Required task 1 — In the biography of Lord William Beauclerk, which constituency did he represent as Member of Parliament?
Required task 2 — Transcribe, word for word, the portion of the Beauclerk biography starting with "Beauclerk was returned" and going on through "to Queen Caroline.".

= Lord William Beauclerk =

British army officer and politician

Lord William Beauclerk (22 May 1698 – 1733) was a British army officer and politician who sat in the House of Commons from 1724 to 1733.

Beauclerk was the second son of Charles Beauclerk, 1st Duke of St Albans, and his wife Lady Diana de Vere, daughter of Aubrey de Vere, 20th and last Earl of Oxford. He was educated at Eton College in 1707 and joined the army. He was a lieutenant in the 2nd Foot in 1716 and a captain in the Royal Horse Guards in 1721. He married Charlotte Werden, daughter of Sir John Werden, 2nd Baronet on. 13 December 1722.

Beauclerk was returned as Member of Parliament for Chichester at a by-election on 20 January 1724 with the support of his cousin Charles Lennox. He supported the Administration throughout his time in Parliament. He was returned at Chichester at the 1727 general election. In 1728 he was appointed vice-chamberlain of the Household to Queen Caroline.

A series of records —
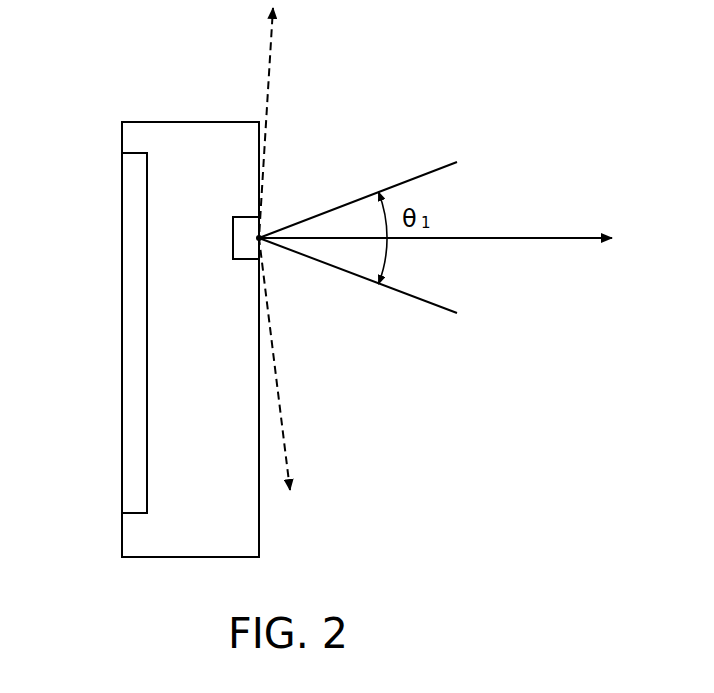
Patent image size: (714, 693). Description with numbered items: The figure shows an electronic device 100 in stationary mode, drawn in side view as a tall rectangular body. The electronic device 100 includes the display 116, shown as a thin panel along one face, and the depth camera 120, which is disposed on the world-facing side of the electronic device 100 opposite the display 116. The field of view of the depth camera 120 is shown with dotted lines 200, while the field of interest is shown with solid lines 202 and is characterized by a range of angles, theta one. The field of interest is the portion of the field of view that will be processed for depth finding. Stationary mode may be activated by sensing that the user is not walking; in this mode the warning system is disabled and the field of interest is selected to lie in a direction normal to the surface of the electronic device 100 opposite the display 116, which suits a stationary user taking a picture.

The electronic device 100 is at (158, 122).
The display 116 is at (135, 178).
The depth camera 120 is at (243, 260).
The dotted lines 200 is at (270, 82).
The solid lines 202 is at (425, 172).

Reply 1 — Chichester

Reply 2 —
Beauclerk was returned as Member of Parliament for Chichester at a by-election on 20 January 1724 with the support of his cousin Charles Lennox. He supported the Administration throughout his time in Parliament. He was returned at Chichester at the 1727 general election. In 1728 he was appointed vice-chamberlain of the Household to Queen Caroline.